## Provided data
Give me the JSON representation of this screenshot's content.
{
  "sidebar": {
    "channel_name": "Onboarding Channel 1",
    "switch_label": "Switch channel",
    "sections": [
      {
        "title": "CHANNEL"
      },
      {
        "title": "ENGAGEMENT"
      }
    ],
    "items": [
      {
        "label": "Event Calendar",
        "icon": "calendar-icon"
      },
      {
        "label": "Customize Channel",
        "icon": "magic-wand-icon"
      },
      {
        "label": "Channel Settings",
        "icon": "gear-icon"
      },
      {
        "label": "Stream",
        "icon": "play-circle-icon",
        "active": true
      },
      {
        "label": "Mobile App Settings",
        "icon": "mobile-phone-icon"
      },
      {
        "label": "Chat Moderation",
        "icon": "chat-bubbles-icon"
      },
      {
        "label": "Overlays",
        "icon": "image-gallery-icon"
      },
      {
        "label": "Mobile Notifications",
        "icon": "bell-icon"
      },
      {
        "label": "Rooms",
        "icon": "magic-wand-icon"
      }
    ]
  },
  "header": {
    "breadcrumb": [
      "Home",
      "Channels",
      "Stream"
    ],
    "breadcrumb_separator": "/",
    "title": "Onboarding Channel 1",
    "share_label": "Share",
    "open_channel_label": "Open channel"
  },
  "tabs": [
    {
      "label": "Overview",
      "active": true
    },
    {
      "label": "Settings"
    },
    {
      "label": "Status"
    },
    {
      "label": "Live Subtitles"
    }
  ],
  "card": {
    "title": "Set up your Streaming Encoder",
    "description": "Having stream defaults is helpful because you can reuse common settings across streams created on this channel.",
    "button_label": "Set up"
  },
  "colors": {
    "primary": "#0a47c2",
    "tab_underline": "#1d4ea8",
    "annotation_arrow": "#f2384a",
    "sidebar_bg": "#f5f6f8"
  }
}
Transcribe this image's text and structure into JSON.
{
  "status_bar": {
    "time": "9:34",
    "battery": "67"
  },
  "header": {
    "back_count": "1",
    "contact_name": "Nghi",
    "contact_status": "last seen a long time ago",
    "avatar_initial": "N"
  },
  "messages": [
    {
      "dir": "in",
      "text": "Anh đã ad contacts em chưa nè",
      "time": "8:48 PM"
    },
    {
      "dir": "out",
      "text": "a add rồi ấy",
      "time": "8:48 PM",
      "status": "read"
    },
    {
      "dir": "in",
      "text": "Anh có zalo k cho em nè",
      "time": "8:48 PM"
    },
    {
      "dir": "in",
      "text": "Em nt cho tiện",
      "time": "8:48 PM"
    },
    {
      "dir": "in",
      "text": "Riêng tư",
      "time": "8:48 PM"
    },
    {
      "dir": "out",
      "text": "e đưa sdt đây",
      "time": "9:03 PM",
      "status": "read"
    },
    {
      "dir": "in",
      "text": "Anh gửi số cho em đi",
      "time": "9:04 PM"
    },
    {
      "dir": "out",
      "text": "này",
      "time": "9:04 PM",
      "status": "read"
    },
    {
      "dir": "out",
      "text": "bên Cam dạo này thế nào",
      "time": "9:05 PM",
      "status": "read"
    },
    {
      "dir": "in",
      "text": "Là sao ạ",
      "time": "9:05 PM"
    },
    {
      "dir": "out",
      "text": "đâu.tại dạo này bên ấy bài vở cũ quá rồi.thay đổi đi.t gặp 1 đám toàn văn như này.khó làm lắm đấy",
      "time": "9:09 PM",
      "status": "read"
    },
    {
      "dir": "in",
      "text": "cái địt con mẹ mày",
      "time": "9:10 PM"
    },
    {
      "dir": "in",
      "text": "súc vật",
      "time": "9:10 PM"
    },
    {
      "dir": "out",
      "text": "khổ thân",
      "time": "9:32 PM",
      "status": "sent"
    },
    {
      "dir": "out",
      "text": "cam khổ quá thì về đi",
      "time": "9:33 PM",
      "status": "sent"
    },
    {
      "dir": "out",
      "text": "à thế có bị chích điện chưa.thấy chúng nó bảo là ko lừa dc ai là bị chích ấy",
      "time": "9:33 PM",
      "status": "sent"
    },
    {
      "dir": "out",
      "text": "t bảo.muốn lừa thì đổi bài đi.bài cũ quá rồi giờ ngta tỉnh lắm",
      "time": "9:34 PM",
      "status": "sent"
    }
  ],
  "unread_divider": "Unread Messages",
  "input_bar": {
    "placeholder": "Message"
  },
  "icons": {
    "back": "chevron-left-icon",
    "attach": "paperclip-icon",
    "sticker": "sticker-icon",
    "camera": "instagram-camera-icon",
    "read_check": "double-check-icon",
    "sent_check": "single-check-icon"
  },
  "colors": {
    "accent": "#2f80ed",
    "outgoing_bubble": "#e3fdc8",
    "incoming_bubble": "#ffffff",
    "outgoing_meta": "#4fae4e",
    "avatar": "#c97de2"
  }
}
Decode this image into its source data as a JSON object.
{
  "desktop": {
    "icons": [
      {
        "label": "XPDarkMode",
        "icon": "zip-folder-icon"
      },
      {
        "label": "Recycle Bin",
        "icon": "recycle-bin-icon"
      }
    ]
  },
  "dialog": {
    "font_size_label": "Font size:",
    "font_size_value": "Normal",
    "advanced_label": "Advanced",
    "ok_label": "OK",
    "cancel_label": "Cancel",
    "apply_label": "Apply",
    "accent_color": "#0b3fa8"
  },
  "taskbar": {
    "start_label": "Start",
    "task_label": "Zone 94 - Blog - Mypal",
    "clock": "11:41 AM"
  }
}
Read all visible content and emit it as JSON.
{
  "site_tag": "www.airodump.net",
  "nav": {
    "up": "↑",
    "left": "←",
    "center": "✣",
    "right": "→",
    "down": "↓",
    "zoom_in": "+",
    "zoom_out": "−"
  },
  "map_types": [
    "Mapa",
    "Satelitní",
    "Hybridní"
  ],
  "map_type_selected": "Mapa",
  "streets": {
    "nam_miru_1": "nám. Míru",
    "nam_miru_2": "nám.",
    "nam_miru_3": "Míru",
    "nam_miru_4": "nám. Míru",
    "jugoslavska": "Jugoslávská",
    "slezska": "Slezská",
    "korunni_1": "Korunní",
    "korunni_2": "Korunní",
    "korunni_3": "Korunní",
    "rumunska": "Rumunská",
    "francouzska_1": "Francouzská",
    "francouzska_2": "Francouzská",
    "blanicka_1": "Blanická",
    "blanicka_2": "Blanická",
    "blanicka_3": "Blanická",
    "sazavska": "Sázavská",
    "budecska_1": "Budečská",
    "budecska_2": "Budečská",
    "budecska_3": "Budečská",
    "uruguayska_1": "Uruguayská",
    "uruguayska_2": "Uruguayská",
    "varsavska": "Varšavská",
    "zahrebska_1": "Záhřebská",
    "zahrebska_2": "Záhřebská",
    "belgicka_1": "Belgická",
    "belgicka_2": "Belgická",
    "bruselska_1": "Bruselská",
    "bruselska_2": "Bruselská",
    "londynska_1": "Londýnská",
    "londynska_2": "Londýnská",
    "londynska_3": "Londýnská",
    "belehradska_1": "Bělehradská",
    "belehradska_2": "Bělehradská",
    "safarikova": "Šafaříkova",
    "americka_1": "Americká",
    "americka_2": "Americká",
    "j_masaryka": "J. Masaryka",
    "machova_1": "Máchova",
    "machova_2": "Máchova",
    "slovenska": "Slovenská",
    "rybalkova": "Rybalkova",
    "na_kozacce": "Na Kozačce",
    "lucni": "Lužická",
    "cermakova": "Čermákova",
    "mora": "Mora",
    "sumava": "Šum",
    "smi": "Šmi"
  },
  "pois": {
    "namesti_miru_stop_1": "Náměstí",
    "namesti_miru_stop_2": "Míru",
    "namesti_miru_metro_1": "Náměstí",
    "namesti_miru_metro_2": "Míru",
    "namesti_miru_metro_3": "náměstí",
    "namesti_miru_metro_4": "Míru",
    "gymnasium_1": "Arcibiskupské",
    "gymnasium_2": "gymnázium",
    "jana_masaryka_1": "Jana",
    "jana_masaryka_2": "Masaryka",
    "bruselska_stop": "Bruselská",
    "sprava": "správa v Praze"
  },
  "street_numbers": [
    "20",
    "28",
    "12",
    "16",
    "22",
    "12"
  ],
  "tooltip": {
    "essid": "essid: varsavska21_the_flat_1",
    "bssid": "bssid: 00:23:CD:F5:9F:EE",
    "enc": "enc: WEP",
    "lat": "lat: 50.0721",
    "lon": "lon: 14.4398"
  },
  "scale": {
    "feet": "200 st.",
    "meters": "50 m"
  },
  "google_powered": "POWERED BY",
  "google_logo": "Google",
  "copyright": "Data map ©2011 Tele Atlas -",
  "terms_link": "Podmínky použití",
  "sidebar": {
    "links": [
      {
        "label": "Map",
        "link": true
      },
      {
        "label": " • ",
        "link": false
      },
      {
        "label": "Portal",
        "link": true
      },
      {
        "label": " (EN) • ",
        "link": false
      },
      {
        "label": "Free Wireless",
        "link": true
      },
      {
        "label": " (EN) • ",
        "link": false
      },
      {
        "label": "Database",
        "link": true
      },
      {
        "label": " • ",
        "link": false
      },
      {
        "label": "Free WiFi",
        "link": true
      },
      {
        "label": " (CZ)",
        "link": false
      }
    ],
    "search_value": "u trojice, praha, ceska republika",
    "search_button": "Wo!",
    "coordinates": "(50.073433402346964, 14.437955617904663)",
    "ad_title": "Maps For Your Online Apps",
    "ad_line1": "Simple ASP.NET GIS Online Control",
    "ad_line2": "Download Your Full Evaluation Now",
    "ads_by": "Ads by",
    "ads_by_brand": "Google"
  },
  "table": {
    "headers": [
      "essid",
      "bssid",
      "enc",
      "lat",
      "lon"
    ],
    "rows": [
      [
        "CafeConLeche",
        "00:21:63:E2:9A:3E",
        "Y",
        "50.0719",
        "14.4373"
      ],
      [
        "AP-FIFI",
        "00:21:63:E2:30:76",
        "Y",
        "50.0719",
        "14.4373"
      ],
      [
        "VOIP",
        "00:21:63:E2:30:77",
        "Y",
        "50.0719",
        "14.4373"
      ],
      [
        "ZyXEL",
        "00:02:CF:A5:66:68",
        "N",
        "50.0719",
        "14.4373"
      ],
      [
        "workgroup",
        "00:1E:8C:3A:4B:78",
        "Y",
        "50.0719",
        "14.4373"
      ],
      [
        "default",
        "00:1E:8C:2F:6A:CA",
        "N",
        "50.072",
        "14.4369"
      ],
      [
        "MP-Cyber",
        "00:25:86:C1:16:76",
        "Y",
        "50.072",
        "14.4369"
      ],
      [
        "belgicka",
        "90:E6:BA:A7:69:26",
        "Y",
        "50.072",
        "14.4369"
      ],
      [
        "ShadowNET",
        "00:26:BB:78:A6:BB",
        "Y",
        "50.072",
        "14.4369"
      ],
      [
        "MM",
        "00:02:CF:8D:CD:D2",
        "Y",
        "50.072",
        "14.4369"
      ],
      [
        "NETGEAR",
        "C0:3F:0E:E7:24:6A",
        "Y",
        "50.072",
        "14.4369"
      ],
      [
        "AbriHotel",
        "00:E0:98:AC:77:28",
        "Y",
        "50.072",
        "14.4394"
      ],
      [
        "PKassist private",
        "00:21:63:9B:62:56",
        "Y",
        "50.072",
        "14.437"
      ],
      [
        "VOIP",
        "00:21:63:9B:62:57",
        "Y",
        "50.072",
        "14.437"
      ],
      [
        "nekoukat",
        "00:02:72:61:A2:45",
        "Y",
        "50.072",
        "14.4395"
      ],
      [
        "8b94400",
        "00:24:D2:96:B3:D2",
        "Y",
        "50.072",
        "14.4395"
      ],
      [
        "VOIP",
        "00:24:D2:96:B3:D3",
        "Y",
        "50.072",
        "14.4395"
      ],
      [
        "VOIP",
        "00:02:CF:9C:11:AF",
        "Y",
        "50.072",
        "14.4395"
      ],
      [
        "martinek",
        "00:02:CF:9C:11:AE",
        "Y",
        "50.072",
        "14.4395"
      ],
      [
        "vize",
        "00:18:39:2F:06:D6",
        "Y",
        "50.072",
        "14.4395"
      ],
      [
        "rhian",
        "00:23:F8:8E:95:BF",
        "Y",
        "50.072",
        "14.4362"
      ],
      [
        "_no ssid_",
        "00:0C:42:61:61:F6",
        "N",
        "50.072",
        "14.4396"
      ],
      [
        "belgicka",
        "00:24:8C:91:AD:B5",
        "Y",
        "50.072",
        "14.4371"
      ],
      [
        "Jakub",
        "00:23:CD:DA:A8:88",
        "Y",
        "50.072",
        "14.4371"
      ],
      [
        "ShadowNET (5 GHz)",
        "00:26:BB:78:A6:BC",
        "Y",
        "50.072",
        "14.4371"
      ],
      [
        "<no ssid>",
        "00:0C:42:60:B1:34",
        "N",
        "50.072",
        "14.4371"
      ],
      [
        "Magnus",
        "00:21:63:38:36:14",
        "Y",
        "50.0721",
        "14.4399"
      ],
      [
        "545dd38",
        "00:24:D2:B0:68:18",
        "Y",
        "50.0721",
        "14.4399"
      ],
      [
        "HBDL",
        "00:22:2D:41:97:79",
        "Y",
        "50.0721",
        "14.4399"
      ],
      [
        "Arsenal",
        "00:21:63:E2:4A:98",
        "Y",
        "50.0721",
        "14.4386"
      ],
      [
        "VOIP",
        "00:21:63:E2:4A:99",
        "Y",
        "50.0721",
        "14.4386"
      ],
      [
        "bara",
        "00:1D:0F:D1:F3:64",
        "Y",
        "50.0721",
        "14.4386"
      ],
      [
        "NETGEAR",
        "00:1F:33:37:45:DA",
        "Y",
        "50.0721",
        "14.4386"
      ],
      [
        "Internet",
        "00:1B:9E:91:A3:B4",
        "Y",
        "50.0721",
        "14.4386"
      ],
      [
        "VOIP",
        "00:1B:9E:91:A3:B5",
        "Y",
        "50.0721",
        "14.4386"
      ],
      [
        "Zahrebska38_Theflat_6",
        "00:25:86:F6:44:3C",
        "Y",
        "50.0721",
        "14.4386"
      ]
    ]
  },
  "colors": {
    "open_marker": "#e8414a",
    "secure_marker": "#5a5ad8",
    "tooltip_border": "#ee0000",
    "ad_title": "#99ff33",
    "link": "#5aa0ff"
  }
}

## Stated goal
Your answer should be a single number: the count of lines containing the word "Máchova".

## Completed exercise
2